(Task description)
Scan the data for "JSON" and copy the lines it appears in.

(Information supplied)
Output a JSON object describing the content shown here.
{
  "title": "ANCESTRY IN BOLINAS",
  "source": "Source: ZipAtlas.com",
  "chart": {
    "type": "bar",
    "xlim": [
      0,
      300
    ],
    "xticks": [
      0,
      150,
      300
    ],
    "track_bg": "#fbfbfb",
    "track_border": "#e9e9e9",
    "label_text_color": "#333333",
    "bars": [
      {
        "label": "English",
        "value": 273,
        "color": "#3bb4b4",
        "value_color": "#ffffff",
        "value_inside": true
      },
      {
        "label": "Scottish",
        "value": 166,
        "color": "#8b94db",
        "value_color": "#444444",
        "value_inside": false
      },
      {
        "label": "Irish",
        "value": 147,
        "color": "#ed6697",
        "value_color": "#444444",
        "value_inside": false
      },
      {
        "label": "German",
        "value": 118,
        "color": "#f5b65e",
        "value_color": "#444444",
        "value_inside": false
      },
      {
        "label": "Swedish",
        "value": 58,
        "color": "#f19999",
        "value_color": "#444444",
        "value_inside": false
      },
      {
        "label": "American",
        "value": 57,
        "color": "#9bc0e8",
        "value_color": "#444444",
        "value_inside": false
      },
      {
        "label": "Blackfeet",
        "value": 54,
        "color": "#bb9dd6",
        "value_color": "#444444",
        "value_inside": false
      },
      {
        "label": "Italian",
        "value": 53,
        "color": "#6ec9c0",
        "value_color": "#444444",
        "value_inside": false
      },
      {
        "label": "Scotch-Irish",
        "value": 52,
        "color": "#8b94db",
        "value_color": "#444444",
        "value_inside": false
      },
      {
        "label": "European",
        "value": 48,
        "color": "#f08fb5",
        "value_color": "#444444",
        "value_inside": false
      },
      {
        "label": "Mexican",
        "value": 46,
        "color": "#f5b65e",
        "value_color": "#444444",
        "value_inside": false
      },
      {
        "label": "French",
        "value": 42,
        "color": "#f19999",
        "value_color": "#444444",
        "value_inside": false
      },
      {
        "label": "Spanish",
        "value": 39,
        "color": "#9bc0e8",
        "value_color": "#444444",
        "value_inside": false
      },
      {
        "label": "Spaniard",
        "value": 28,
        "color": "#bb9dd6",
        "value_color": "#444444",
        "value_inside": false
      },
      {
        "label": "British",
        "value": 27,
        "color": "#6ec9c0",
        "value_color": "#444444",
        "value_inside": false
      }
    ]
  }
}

---

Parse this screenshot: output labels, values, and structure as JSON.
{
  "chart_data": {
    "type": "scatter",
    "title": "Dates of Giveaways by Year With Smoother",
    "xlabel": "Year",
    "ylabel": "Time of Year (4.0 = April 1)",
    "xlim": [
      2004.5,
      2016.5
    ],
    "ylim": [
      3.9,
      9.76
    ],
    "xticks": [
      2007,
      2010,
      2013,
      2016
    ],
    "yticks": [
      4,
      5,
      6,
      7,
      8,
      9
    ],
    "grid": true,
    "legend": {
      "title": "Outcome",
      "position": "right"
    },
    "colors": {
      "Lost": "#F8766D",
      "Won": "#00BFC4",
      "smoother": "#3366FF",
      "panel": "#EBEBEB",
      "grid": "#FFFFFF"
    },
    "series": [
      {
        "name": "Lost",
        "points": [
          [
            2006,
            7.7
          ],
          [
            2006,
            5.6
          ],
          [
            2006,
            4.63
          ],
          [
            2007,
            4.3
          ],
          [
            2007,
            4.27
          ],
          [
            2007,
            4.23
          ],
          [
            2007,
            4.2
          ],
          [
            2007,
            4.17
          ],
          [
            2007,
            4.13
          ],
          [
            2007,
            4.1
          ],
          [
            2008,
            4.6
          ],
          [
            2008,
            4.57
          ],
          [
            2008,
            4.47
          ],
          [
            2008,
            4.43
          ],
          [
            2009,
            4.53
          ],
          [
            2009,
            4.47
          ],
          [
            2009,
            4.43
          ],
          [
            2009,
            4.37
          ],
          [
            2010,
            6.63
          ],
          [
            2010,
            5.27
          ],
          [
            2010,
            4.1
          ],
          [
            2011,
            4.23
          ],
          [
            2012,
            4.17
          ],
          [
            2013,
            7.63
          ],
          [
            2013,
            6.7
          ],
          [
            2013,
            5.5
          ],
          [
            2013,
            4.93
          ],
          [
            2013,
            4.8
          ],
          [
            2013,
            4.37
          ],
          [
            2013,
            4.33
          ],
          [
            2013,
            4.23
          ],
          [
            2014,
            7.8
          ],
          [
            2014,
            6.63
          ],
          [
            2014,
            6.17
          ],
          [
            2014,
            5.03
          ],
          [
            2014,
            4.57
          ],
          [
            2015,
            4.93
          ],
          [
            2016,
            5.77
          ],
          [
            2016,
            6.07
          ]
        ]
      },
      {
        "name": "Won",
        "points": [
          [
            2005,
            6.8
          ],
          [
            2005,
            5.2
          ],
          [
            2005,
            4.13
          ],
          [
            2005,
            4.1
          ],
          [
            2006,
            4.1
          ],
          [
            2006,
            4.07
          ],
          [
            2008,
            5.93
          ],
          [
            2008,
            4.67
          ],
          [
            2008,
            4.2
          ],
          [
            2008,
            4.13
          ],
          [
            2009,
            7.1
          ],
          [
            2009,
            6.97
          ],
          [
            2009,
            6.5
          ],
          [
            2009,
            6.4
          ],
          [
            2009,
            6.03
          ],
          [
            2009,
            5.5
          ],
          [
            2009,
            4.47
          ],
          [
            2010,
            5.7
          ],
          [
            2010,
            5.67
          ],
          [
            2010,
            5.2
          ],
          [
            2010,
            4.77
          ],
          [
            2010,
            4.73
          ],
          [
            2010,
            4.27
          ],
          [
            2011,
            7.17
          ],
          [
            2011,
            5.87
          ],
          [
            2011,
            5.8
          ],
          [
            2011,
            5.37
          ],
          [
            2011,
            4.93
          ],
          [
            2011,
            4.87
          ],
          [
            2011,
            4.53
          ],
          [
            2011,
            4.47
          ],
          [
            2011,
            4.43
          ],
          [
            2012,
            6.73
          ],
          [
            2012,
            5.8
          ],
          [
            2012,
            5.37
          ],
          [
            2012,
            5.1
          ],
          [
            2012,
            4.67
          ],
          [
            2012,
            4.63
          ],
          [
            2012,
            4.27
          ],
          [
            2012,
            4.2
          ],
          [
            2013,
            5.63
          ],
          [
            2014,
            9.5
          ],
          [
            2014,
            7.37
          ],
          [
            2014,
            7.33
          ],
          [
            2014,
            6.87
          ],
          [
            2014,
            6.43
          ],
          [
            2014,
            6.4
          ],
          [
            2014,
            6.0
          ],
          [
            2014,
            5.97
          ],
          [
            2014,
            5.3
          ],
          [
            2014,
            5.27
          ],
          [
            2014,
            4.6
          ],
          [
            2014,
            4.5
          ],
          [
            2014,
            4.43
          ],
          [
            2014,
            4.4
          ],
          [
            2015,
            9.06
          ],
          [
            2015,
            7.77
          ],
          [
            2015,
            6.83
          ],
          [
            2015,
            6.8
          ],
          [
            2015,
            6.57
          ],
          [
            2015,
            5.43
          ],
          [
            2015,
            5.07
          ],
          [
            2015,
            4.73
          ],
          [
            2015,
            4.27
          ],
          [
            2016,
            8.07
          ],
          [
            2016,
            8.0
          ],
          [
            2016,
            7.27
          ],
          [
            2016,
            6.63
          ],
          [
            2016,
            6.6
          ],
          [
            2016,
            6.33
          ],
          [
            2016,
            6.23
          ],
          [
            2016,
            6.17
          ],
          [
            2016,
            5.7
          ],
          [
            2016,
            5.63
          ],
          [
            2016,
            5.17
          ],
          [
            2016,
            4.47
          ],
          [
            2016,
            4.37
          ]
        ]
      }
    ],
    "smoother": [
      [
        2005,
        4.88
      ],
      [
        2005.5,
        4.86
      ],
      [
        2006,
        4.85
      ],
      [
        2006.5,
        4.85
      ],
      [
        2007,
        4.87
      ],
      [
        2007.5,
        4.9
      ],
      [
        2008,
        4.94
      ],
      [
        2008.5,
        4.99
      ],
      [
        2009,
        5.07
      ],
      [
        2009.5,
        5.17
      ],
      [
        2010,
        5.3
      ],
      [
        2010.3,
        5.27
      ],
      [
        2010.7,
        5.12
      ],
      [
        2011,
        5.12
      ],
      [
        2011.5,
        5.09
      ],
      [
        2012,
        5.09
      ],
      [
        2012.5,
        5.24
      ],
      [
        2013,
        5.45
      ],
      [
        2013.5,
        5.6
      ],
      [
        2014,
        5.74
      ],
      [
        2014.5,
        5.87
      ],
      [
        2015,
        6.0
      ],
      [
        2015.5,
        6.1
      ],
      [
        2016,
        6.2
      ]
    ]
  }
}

(The reply)
Output a JSON object describing the content shown here.
Parse this screenshot: output labels, values, and structure as JSON.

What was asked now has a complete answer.